Look through the lines below and extract any with the word "ptype".

<<<<

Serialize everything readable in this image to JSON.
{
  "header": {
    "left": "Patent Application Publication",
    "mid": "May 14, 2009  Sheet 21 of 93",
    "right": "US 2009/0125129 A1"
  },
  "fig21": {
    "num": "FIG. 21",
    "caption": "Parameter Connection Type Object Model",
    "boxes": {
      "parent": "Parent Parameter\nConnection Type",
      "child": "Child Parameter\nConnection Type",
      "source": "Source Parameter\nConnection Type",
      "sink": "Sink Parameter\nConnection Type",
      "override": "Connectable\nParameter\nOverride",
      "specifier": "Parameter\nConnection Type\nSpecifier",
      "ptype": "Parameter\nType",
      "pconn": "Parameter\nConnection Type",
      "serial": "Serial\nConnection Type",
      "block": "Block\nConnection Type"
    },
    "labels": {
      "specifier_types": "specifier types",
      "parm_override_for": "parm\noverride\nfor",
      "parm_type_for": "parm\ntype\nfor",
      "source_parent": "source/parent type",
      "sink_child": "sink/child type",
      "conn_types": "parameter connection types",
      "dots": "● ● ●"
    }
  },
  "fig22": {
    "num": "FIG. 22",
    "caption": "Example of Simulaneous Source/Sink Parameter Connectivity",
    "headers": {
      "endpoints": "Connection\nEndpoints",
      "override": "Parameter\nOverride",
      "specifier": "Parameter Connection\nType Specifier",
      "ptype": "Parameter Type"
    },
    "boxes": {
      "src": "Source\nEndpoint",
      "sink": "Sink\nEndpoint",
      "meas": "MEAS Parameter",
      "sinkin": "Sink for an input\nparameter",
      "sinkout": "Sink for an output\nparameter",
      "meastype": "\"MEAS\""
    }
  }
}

>>>>

### Final result
      "ptype": "Parameter\nType",
      "ptype": "Parameter Type"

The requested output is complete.